§ Required work
From the entries below, extract every line that includes the word "Enumerate".

§ Entries shown
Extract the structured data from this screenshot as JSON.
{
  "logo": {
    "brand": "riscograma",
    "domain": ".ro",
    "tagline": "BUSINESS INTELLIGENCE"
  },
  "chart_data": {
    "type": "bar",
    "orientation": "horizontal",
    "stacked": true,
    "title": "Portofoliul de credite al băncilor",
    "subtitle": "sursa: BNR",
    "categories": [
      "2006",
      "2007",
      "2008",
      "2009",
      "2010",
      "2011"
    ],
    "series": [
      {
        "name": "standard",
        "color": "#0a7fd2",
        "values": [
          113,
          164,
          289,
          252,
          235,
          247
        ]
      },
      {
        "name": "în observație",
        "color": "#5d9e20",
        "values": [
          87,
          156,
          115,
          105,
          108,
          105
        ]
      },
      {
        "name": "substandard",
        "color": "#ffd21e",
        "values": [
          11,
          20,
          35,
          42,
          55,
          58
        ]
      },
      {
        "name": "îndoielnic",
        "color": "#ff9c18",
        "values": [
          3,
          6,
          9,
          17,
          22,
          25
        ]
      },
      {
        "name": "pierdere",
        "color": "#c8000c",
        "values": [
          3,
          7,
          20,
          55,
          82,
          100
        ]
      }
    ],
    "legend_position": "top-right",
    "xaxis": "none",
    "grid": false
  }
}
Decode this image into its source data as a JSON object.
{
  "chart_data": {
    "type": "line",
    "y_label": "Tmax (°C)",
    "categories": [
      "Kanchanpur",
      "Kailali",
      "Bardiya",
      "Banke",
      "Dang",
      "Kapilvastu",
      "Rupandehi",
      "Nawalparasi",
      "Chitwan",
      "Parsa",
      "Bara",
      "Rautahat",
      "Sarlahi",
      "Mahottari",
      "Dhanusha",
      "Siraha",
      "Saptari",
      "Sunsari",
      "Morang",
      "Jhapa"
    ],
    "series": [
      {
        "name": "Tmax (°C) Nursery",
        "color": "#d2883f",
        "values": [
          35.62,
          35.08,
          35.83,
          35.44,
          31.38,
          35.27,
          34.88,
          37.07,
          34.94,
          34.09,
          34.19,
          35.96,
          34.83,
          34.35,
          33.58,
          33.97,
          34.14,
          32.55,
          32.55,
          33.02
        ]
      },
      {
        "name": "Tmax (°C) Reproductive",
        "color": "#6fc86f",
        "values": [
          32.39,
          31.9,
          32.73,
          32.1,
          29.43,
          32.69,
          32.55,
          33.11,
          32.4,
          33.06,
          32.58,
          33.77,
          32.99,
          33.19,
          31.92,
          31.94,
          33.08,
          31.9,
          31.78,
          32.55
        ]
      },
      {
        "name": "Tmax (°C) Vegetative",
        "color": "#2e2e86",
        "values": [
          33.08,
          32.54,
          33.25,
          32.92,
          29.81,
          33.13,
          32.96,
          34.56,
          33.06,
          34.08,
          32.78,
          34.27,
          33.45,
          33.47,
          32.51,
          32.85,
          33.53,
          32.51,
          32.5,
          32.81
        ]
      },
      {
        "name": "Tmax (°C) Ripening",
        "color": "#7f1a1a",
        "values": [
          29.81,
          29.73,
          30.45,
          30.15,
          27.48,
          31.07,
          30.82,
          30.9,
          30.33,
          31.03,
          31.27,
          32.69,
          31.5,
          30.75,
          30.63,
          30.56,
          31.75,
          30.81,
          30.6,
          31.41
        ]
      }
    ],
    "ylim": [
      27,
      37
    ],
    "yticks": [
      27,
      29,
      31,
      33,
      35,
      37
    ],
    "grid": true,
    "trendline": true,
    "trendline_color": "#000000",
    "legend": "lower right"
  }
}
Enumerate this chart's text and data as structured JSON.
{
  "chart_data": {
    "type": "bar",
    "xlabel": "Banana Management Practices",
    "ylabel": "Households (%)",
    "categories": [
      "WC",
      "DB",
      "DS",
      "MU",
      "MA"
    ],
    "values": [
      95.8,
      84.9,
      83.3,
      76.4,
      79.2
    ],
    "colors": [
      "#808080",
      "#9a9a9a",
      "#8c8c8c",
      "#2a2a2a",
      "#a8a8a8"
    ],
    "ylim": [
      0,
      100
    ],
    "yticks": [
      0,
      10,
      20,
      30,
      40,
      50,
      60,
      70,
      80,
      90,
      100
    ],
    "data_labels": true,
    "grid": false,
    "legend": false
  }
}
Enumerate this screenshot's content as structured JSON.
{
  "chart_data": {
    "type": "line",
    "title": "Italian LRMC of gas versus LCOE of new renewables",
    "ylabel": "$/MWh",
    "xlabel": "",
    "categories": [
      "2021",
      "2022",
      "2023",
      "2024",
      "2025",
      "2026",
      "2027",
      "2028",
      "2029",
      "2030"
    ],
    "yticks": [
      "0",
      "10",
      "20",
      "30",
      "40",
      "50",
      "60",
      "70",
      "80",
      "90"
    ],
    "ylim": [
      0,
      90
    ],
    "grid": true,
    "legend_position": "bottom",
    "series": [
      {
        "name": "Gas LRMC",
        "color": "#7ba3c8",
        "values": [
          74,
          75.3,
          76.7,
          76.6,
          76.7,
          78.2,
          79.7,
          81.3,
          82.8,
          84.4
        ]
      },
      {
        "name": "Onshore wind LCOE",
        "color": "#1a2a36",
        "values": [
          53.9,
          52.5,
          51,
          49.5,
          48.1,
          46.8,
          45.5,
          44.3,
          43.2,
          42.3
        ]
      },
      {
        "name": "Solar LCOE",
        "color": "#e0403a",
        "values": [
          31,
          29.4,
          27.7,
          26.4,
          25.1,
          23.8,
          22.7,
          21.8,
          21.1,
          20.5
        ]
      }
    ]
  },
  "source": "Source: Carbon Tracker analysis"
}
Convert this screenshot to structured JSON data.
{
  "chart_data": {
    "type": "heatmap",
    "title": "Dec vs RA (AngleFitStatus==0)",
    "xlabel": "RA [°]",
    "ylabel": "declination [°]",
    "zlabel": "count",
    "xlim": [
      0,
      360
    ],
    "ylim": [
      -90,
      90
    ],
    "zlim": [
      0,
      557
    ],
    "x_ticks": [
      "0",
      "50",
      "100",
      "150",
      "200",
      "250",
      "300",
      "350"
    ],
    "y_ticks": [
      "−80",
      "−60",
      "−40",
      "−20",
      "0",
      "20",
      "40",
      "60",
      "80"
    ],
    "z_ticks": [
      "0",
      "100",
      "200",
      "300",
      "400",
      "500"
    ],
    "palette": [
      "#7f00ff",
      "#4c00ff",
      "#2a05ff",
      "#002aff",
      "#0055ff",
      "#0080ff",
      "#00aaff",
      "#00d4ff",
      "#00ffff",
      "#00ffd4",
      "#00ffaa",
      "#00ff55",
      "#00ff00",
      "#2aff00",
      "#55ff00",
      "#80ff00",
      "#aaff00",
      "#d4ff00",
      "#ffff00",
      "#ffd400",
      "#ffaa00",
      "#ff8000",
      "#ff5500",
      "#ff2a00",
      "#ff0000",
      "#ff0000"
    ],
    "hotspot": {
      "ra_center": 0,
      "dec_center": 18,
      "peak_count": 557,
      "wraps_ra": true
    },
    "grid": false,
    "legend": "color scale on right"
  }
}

§ Task solution
Enumerate this chart's text and data as structured JSON.
Enumerate this screenshot's content as structured JSON.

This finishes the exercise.